#### WHAT THE TASK REQUIRES
Retype the listing that follows, word for word.

#### TASK MATERIAL

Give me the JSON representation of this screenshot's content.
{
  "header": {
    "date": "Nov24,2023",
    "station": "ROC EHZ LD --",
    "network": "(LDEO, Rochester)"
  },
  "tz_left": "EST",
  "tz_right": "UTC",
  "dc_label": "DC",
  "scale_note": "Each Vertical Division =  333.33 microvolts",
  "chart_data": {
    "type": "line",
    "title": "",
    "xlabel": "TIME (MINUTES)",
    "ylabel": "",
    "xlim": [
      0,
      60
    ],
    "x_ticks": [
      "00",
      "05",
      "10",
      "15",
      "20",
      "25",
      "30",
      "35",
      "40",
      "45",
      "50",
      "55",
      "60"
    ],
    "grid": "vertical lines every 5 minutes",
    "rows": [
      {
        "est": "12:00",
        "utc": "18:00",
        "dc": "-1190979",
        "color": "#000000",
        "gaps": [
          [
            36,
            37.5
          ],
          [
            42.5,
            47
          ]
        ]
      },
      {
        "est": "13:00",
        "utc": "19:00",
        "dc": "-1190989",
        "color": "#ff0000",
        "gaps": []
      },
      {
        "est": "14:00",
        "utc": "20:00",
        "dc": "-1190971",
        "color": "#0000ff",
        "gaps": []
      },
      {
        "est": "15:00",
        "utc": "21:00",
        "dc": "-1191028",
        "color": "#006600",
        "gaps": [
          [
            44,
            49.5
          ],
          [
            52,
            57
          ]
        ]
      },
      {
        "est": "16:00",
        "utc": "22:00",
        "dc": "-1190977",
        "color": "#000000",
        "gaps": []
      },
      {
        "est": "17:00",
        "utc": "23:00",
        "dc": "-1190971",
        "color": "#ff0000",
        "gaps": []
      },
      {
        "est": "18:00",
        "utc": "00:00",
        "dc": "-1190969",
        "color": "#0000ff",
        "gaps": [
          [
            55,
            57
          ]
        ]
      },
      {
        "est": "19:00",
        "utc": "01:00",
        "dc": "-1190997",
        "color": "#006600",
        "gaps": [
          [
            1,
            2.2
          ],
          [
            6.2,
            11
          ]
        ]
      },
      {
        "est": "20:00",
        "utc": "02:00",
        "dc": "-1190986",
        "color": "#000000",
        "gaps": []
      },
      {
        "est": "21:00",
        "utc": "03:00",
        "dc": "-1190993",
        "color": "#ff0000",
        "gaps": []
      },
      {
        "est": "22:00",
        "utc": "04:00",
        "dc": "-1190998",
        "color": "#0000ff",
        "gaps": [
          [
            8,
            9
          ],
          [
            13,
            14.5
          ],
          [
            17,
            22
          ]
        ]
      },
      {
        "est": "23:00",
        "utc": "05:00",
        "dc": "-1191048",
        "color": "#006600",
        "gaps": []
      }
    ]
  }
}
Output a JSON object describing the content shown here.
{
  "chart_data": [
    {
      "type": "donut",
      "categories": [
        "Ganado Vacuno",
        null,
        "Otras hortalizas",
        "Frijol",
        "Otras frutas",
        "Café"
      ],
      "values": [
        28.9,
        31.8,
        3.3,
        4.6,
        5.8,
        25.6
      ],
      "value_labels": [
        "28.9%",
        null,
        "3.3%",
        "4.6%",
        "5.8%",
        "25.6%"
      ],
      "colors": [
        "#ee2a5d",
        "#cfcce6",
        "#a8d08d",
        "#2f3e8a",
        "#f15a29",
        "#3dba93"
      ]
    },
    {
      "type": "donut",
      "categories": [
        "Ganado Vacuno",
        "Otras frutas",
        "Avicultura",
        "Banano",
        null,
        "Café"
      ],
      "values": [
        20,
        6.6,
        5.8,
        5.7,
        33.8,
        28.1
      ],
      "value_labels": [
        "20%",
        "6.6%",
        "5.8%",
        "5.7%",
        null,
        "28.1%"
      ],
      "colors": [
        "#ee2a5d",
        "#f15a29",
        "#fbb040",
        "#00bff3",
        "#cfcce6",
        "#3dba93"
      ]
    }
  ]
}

#### ANSWER IN FULL
Give me the JSON representation of this screenshot's content.
{
  "header": {
    "date": "Nov24,2023",
    "station": "ROC EHZ LD --",
    "network": "(LDEO, Rochester)"
  },
  "tz_left": "EST",
  "tz_right": "UTC",
  "dc_label": "DC",
  "scale_note": "Each Vertical Division =  333.33 microvolts",
  "chart_data": {
    "type": "line",
    "title": "",
    "xlabel": "TIME (MINUTES)",
    "ylabel": "",
    "xlim": [
      0,
      60
    ],
    "x_ticks": [
      "00",
      "05",
      "10",
      "15",
      "20",
      "25",
      "30",
      "35",
      "40",
      "45",
      "50",
      "55",
      "60"
    ],
    "grid": "vertical lines every 5 minutes",
    "rows": [
      {
        "est": "12:00",
        "utc": "18:00",
        "dc": "-1190979",
        "color": "#000000",
        "gaps": [
          [
            36,
            37.5
          ],
          [
            42.5,
            47
          ]
        ]
      },
      {
        "est": "13:00",
        "utc": "19:00",
        "dc": "-1190989",
        "color": "#ff0000",
        "gaps": []
      },
      {
        "est": "14:00",
        "utc": "20:00",
        "dc": "-1190971",
        "color": "#0000ff",
        "gaps": []
      },
      {
        "est": "15:00",
        "utc": "21:00",
        "dc": "-1191028",
        "color": "#006600",
        "gaps": [
          [
            44,
            49.5
          ],
          [
            52,
            57
          ]
        ]
      },
      {
        "est": "16:00",
        "utc": "22:00",
        "dc": "-1190977",
        "color": "#000000",
        "gaps": []
      },
      {
        "est": "17:00",
        "utc": "23:00",
        "dc": "-1190971",
        "color": "#ff0000",
        "gaps": []
      },
      {
        "est": "18:00",
        "utc": "00:00",
        "dc": "-1190969",
        "color": "#0000ff",
        "gaps": [
          [
            55,
            57
          ]
        ]
      },
      {
        "est": "19:00",
        "utc": "01:00",
        "dc": "-1190997",
        "color": "#006600",
        "gaps": [
          [
            1,
            2.2
          ],
          [
            6.2,
            11
          ]
        ]
      },
      {
        "est": "20:00",
        "utc": "02:00",
        "dc": "-1190986",
        "color": "#000000",
        "gaps": []
      },
      {
        "est": "21:00",
        "utc": "03:00",
        "dc": "-1190993",
        "color": "#ff0000",
        "gaps": []
      },
      {
        "est": "22:00",
        "utc": "04:00",
        "dc": "-1190998",
        "color": "#0000ff",
        "gaps": [
          [
            8,
            9
          ],
          [
            13,
            14.5
          ],
          [
            17,
            22
          ]
        ]
      },
      {
        "est": "23:00",
        "utc": "05:00",
        "dc": "-1191048",
        "color": "#006600",
        "gaps": []
      }
    ]
  }
}
Output a JSON object describing the content shown here.
{
  "chart_data": [
    {
      "type": "donut",
      "categories": [
        "Ganado Vacuno",
        null,
        "Otras hortalizas",
        "Frijol",
        "Otras frutas",
        "Café"
      ],
      "values": [
        28.9,
        31.8,
        3.3,
        4.6,
        5.8,
        25.6
      ],
      "value_labels": [
        "28.9%",
        null,
        "3.3%",
        "4.6%",
        "5.8%",
        "25.6%"
      ],
      "colors": [
        "#ee2a5d",
        "#cfcce6",
        "#a8d08d",
        "#2f3e8a",
        "#f15a29",
        "#3dba93"
      ]
    },
    {
      "type": "donut",
      "categories": [
        "Ganado Vacuno",
        "Otras frutas",
        "Avicultura",
        "Banano",
        null,
        "Café"
      ],
      "values": [
        20,
        6.6,
        5.8,
        5.7,
        33.8,
        28.1
      ],
      "value_labels": [
        "20%",
        "6.6%",
        "5.8%",
        "5.7%",
        null,
        "28.1%"
      ],
      "colors": [
        "#ee2a5d",
        "#f15a29",
        "#fbb040",
        "#00bff3",
        "#cfcce6",
        "#3dba93"
      ]
    }
  ]
}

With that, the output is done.